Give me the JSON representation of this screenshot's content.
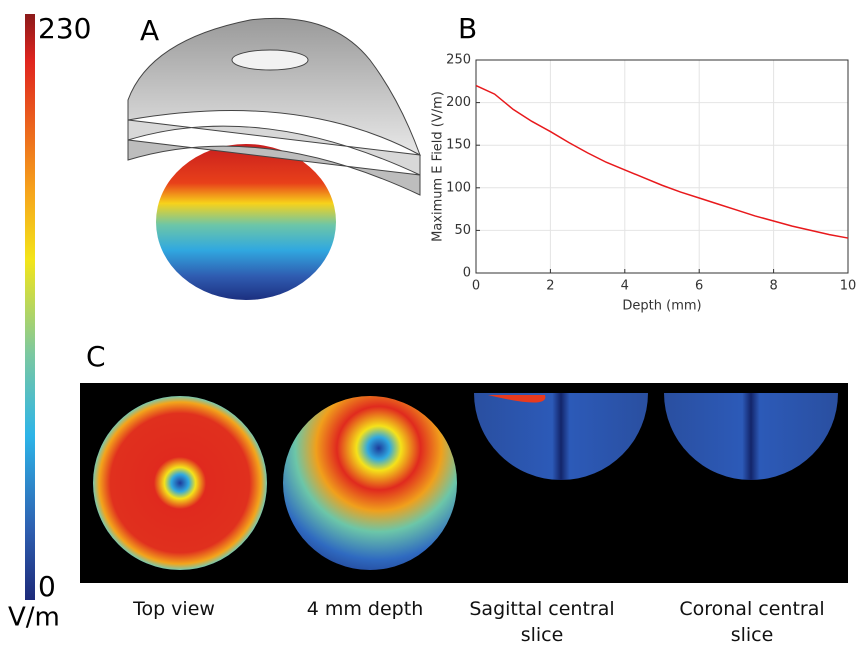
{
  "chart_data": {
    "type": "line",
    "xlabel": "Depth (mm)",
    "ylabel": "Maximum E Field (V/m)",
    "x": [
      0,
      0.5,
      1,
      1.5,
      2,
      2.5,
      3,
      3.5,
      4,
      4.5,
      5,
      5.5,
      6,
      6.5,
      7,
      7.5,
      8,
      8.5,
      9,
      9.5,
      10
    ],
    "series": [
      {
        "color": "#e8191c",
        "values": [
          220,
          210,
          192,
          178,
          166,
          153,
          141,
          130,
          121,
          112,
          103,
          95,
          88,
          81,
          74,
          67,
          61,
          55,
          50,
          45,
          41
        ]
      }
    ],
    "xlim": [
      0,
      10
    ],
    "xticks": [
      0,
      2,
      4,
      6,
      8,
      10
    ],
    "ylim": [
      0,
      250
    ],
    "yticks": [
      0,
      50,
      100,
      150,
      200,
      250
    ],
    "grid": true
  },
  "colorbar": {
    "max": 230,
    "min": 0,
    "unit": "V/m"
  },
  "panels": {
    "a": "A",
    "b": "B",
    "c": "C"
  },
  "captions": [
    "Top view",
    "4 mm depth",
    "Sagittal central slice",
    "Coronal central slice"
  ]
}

# # #

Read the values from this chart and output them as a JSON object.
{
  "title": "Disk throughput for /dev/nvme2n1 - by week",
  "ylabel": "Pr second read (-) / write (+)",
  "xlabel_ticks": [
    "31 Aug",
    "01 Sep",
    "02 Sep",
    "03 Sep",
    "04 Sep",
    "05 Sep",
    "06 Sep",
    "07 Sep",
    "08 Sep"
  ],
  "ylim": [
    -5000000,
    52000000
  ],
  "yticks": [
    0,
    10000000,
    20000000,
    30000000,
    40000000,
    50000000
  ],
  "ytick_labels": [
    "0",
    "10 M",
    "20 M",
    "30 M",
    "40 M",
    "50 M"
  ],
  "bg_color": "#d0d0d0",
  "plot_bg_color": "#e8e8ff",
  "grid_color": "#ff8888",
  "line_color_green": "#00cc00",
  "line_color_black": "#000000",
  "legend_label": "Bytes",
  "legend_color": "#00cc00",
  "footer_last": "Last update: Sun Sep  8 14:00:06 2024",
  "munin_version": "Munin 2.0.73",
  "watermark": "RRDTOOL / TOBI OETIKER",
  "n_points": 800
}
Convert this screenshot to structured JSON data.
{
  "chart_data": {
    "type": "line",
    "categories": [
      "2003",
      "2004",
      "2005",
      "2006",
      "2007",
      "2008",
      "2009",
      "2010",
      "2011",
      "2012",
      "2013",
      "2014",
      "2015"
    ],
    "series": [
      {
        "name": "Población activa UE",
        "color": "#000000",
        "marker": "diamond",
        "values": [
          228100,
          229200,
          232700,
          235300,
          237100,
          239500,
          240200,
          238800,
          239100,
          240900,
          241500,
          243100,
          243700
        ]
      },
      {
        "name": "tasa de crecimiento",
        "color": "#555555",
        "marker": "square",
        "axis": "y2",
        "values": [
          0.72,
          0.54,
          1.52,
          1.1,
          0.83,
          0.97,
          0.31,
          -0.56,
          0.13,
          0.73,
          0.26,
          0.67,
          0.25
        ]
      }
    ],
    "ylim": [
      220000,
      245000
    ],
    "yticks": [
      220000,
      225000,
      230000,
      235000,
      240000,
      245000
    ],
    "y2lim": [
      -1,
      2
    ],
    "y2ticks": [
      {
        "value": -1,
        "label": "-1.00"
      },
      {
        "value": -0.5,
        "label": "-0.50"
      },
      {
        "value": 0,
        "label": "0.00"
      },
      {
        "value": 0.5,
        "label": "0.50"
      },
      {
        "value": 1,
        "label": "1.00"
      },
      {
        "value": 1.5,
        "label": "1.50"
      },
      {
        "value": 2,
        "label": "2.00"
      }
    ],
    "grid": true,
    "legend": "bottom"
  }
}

# # #

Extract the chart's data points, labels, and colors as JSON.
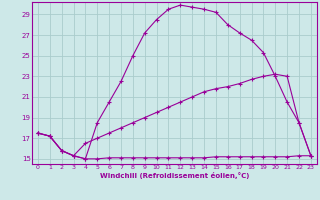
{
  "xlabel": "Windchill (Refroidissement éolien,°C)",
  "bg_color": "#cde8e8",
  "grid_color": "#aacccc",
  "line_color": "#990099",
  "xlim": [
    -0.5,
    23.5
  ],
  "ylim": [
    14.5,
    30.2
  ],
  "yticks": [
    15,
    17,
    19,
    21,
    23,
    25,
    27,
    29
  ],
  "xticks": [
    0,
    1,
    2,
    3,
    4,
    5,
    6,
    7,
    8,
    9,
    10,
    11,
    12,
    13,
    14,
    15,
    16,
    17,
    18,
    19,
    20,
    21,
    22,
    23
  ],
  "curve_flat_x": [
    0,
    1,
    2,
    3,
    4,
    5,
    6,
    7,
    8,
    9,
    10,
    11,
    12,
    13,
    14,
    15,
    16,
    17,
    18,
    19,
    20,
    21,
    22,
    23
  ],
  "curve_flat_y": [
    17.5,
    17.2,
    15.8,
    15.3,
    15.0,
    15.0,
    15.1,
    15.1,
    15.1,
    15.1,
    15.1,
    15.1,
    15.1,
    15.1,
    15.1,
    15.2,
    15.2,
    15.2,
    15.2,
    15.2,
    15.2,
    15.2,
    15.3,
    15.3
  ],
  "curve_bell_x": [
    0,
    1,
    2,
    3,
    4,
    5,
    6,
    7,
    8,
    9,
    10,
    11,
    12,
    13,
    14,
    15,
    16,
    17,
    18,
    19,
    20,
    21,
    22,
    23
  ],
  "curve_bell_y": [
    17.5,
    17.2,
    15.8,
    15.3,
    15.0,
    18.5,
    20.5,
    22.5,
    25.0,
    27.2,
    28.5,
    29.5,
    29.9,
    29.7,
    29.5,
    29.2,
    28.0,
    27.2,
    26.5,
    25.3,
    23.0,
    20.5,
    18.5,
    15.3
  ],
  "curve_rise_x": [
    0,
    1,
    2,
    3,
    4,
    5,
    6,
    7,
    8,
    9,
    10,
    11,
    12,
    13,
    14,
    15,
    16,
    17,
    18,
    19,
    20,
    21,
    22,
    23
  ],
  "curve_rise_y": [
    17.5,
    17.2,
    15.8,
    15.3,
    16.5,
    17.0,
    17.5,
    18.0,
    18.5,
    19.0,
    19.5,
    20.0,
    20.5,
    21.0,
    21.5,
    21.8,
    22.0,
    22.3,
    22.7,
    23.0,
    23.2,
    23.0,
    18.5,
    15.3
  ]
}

# # #

Problem statement: Give solely the number of lines in the data that contain the string "name".

Solution to this exercise: 2